───── Quoted text

# (IR) IR Interlude: Turns 5-6 (Thread 1)



## Mr. Draco (Mar 19, 2002)

Here's the interlude thread...


----------



## Mr. Draco (Mar 19, 2002)

Kalanyr, I'm pretty sure everybody has some measure of invisibility to 10th level scrying.  Seeing that even Alzem has 16PL unaccounted for as of the last lists post (the least of everybody).


----------



## Kalanyr (Mar 19, 2002)

Everyone did but guess who it benefits most?


----------



## The Forsaken One (Mar 19, 2002)

*kaboom.*



> Edena is trying to keep the IR going.




Try a AL scan on Edena and then let's talk again


----------



## Mr. Draco (Mar 19, 2002)

Let's see what edena says about it all.  Personally i'm in favor of a longer IR, even if that means they have fast healing: 250 for a few turns.  It would be acceptable to me, if edena just slowed melkor's magic research due to his huge losses.


----------



## Darkness (Mar 19, 2002)

Yeah... Letting them live is okay - letting them also get 10th-level magic is not.


----------



## Forrester (Mar 19, 2002)

Not so sure the turn should be over -- there was a big battle between Alzem and Anabstercorian to resolve. I don't think Edena ever said that the turn MUST ABSOLUTELY end at 400 posts. 

However, that thread did need to be closed, as it was near 200. 

We should wait here and find out what Edena wants, in any case; I would not be surprised if he just decided to resolve the battle here. Of course, I also wouldn't be surprised if he opened up the third thread for the turn.

──────────
───── Material

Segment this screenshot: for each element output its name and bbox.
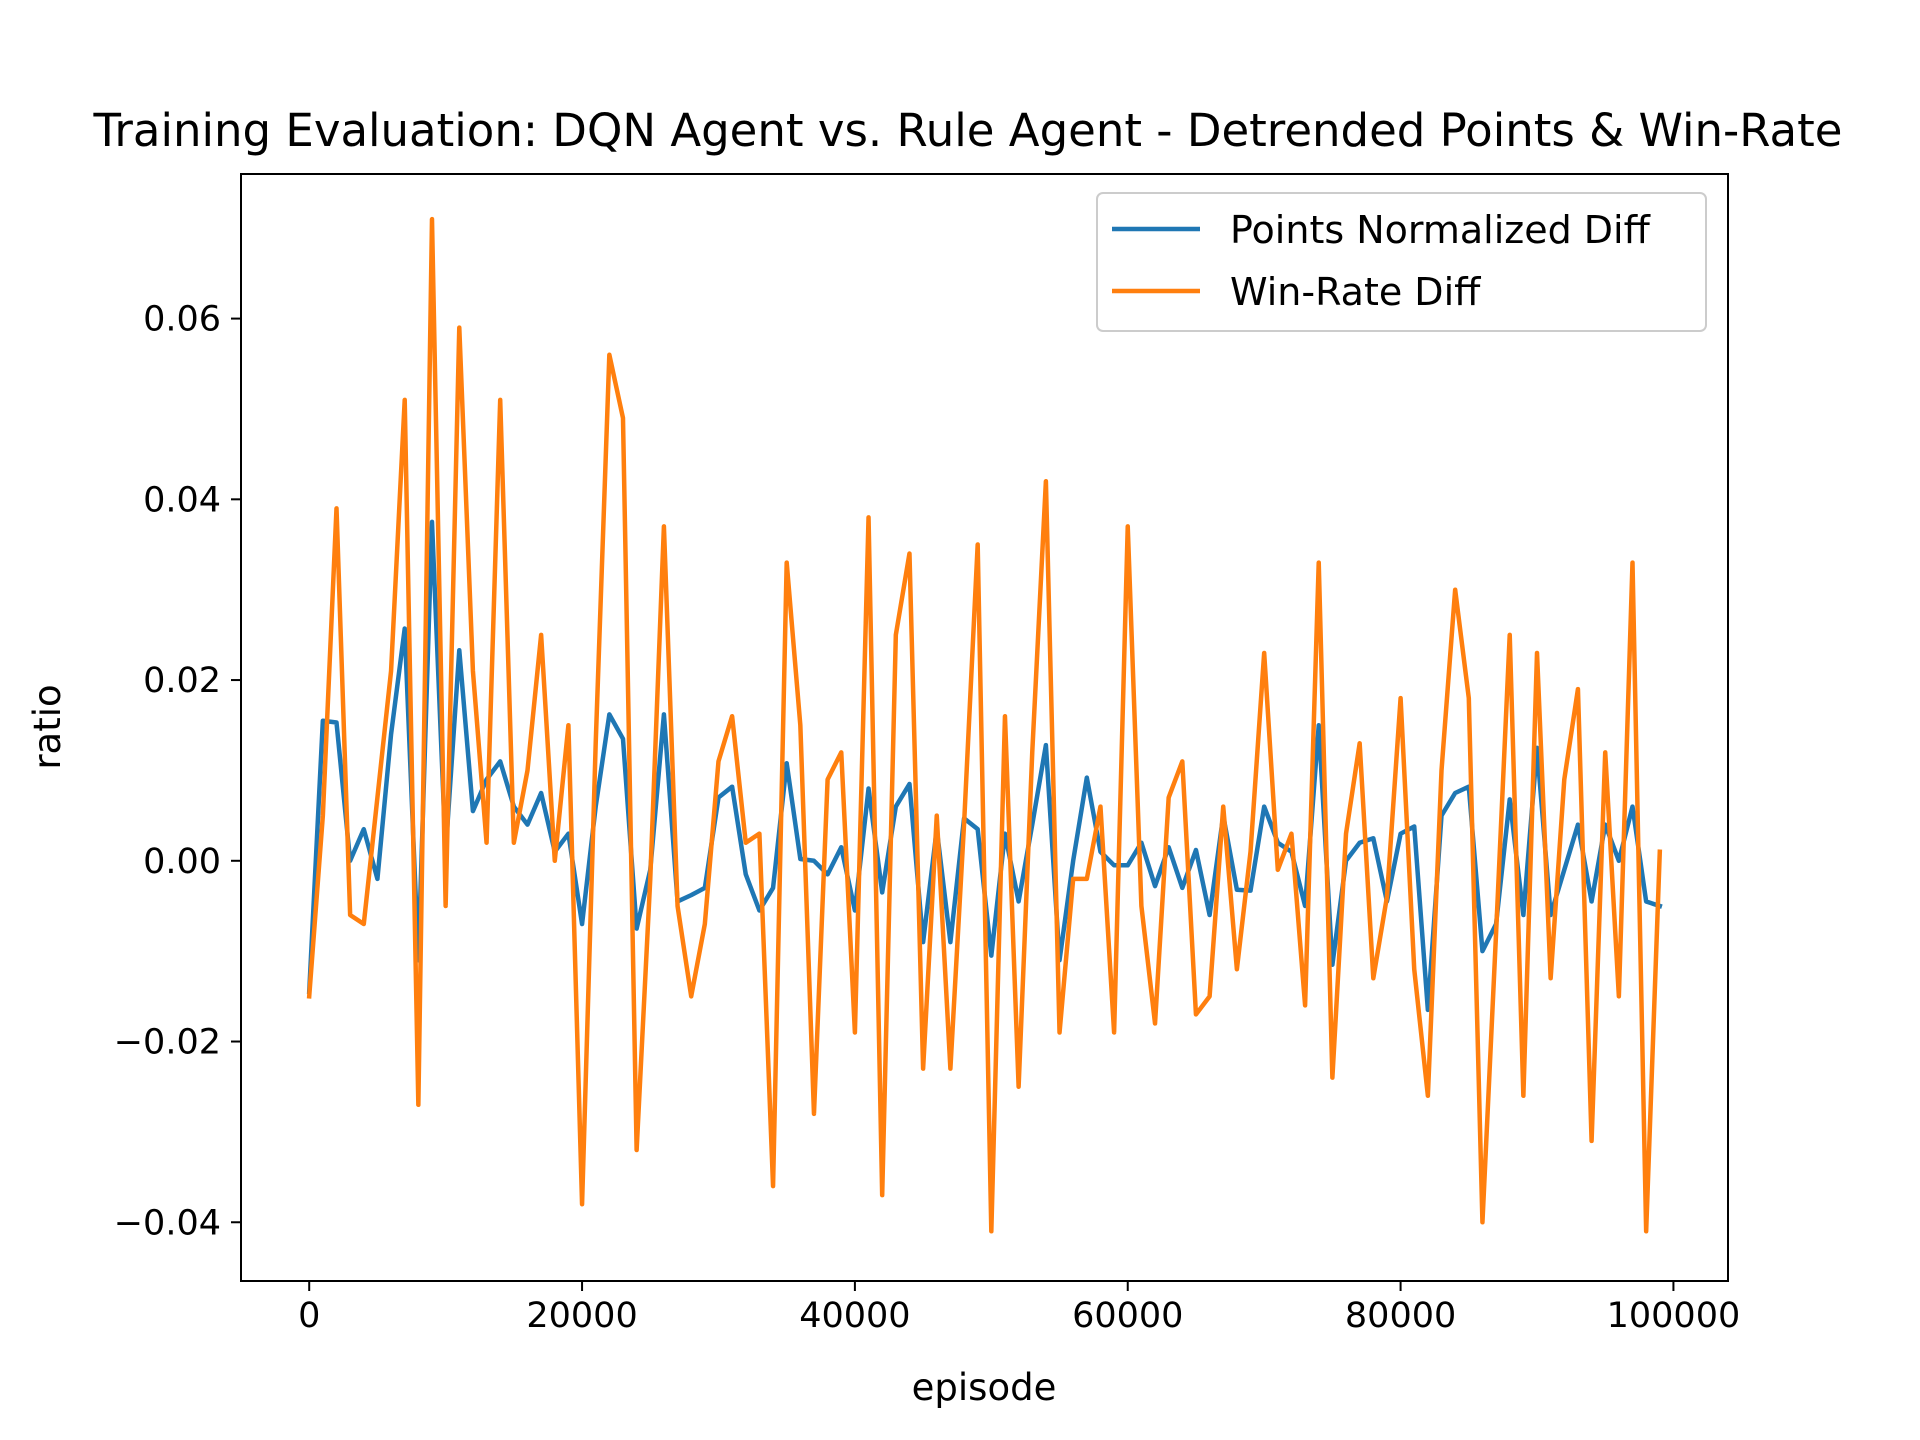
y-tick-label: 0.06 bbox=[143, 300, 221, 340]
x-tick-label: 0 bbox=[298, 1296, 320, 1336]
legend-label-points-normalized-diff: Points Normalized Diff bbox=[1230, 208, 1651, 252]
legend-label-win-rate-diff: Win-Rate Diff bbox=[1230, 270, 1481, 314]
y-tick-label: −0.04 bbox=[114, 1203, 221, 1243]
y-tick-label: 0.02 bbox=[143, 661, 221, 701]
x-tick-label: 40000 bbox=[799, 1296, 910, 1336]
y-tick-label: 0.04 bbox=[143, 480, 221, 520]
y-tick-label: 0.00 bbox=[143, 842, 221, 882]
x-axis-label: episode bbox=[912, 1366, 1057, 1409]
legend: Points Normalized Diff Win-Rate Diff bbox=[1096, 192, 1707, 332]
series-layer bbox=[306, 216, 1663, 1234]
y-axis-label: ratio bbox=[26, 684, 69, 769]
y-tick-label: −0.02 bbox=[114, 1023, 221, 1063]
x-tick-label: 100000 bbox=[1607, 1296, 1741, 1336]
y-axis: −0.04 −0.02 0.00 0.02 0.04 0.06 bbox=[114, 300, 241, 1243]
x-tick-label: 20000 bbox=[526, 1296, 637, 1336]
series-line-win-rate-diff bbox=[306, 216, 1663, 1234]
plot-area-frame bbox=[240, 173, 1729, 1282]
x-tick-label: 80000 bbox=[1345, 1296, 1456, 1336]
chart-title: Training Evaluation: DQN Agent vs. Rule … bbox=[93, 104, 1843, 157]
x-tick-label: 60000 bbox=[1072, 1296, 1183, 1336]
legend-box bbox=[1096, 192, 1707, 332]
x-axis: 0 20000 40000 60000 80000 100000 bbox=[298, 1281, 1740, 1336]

──────────
───── Material

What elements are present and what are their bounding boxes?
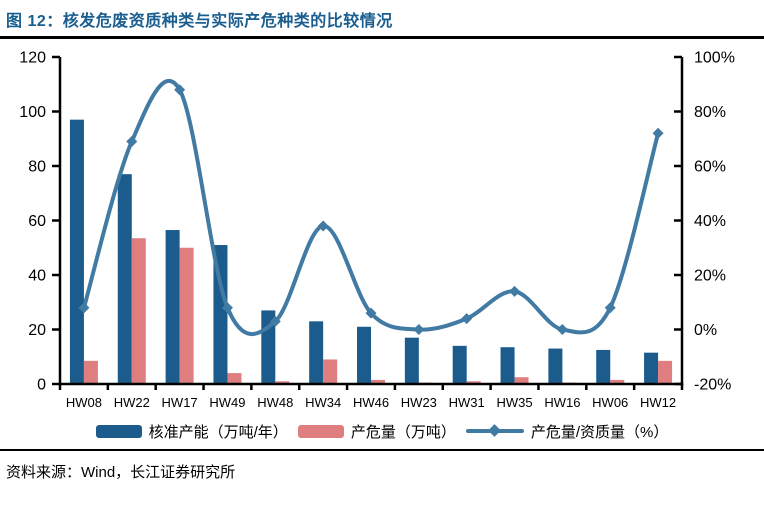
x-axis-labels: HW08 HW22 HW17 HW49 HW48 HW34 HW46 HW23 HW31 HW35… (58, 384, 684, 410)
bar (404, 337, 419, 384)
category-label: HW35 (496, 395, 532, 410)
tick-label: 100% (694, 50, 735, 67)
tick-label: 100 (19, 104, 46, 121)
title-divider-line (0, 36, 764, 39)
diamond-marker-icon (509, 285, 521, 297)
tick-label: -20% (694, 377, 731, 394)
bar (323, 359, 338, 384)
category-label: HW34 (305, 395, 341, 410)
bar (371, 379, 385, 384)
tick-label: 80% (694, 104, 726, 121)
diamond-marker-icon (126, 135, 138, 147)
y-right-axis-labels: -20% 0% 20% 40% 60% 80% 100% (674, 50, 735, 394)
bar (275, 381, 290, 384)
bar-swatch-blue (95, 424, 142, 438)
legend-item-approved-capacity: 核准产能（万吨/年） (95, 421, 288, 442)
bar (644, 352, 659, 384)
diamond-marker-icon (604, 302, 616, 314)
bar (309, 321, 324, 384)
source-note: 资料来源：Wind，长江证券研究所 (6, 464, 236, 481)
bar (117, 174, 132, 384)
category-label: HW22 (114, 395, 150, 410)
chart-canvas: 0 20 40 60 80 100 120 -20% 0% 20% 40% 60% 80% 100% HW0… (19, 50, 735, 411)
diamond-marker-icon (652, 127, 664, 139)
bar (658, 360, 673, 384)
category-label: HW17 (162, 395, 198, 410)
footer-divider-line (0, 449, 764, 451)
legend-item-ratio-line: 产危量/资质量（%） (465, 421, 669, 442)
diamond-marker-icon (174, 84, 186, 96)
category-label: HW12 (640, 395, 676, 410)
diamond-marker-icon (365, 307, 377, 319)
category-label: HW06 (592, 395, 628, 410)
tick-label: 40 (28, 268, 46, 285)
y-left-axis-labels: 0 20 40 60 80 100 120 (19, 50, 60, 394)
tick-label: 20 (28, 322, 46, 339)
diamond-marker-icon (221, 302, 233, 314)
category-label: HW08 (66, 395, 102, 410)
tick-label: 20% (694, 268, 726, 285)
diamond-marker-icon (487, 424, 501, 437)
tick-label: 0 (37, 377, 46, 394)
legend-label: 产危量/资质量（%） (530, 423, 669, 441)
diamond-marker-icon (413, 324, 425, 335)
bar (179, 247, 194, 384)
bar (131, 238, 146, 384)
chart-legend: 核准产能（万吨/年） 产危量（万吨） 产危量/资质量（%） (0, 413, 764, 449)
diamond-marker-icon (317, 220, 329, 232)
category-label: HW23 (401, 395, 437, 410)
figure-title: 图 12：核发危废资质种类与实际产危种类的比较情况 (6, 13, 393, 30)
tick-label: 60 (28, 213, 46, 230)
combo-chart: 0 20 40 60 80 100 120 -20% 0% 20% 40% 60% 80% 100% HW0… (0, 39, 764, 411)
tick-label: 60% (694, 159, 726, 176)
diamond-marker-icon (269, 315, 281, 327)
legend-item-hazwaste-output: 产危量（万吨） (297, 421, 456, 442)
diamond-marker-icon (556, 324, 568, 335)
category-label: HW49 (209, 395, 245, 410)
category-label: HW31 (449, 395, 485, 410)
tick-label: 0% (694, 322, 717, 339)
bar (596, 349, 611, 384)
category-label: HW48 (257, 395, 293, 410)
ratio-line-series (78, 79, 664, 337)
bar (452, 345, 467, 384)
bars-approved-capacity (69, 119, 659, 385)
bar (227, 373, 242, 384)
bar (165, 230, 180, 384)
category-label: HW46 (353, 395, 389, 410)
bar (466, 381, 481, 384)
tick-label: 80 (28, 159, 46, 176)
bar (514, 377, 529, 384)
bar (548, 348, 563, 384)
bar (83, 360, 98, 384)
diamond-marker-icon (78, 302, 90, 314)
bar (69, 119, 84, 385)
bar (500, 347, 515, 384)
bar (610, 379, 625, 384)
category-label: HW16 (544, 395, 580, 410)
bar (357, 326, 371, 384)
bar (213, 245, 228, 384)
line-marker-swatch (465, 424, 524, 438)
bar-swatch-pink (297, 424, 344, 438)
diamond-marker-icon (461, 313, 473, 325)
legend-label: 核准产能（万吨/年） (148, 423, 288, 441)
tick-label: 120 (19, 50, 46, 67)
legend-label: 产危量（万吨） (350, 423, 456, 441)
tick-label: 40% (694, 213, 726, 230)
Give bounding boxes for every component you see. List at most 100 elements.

──────────
───── Material

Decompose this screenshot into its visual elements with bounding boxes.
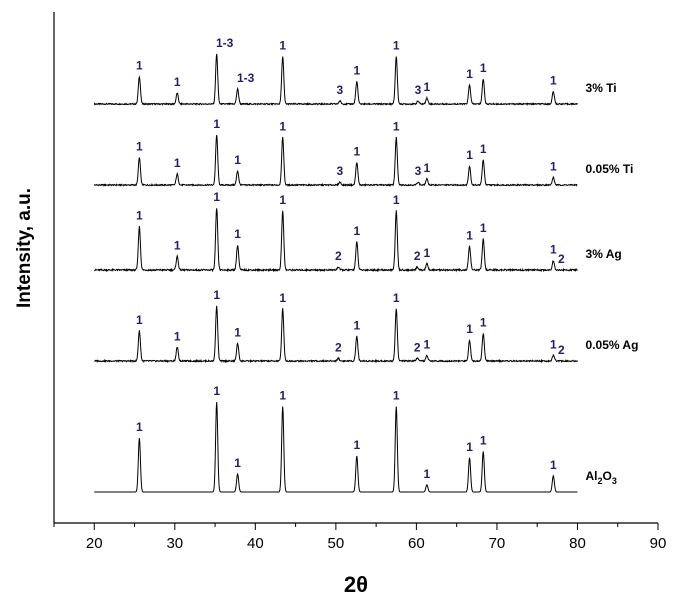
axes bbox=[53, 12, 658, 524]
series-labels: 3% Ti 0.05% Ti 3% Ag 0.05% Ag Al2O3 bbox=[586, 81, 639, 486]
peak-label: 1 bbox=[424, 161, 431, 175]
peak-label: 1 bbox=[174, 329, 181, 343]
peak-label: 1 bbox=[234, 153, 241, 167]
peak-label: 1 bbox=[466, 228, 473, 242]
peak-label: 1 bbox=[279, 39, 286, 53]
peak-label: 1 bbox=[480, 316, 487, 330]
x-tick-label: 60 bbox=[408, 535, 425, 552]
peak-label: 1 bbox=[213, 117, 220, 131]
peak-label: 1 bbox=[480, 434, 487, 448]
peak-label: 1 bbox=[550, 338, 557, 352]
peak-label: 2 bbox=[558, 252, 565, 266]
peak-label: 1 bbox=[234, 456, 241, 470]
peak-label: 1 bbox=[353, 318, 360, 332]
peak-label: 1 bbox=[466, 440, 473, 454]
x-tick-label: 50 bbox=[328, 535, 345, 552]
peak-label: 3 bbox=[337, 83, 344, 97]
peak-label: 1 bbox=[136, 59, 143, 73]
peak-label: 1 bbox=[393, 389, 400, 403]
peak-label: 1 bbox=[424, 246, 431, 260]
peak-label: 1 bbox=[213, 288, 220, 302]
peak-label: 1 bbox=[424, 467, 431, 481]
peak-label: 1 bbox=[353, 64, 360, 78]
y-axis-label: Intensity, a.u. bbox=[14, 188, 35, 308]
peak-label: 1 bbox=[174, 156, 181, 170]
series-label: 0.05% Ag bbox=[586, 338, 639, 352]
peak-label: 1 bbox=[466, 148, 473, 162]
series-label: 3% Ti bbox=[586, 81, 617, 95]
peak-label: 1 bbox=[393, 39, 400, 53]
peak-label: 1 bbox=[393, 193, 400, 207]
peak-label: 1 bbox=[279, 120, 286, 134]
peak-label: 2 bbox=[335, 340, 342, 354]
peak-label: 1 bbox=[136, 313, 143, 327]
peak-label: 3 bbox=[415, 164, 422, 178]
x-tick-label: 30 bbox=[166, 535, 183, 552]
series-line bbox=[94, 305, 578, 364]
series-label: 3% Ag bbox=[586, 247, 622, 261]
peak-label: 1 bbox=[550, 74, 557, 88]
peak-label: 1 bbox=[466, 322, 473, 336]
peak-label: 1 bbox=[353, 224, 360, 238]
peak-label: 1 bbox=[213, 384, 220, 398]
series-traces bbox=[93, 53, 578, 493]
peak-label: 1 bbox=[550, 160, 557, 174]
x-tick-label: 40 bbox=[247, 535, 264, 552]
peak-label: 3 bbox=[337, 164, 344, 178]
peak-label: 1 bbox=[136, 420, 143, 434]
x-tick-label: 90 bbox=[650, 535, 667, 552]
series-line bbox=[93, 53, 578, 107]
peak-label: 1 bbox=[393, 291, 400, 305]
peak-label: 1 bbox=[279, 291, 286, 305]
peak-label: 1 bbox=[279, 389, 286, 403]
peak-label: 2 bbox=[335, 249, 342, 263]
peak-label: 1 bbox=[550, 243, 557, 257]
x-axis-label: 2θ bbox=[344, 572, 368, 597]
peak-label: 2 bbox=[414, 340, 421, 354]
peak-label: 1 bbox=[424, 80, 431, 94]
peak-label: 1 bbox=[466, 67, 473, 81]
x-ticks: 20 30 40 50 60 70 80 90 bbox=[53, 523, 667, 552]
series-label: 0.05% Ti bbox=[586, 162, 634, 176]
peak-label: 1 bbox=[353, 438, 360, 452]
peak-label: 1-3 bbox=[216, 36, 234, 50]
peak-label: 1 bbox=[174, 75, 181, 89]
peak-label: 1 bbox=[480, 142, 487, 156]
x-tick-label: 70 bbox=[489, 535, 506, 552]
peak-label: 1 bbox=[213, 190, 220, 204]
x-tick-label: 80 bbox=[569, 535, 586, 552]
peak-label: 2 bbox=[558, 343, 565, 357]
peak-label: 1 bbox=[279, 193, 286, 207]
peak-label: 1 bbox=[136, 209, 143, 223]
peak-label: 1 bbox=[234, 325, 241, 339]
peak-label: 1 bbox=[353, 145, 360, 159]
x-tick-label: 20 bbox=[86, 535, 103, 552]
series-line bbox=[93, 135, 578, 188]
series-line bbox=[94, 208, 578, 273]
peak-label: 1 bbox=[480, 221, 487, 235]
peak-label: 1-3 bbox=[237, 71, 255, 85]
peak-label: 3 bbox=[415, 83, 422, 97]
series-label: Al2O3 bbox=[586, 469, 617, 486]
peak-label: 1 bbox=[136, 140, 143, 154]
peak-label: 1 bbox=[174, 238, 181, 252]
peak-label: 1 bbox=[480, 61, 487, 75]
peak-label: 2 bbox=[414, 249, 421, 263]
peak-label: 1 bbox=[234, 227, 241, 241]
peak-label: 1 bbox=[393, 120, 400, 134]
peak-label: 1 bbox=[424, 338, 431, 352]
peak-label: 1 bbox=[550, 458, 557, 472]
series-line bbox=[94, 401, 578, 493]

──────────

**Things to do**:
1. Translate this sentence from the forum thread into Spanish: "However, that thread did need to be closed, as it was near 200."
2. Please arrange the lines in the records as a numbered list, starting with the line containing "y-tick-label: 0.06 bbox=[143, 300, 221, 340]" and going on through the line containing "y-axis-label: ratio bbox=[26, 684, 69, 769]". Include only those lines and leave out any blank ones.
The forum thread and the records are unrelated material.

**Results**:
1. Sin embargo, ese hilo sí tenía que cerrarse, ya que estaba cerca de 200.

2.
1. y-tick-label: 0.06 bbox=[143, 300, 221, 340]
2. x-tick-label: 0 bbox=[298, 1296, 320, 1336]
3. legend-label-points-normalized-diff: Points Normalized Diff bbox=[1230, 208, 1651, 252]
4. legend-label-win-rate-diff: Win-Rate Diff bbox=[1230, 270, 1481, 314]
5. y-tick-label: −0.04 bbox=[114, 1203, 221, 1243]
6. y-tick-label: 0.02 bbox=[143, 661, 221, 701]
7. x-tick-label: 40000 bbox=[799, 1296, 910, 1336]
8. y-tick-label: 0.04 bbox=[143, 480, 221, 520]
9. y-tick-label: 0.00 bbox=[143, 842, 221, 882]
10. x-axis-label: episode bbox=[912, 1366, 1057, 1409]
11. legend: Points Normalized Diff Win-Rate Diff bbox=[1096, 192, 1707, 332]
12. series-layer bbox=[306, 216, 1663, 1234]
13. y-axis-label: ratio bbox=[26, 684, 69, 769]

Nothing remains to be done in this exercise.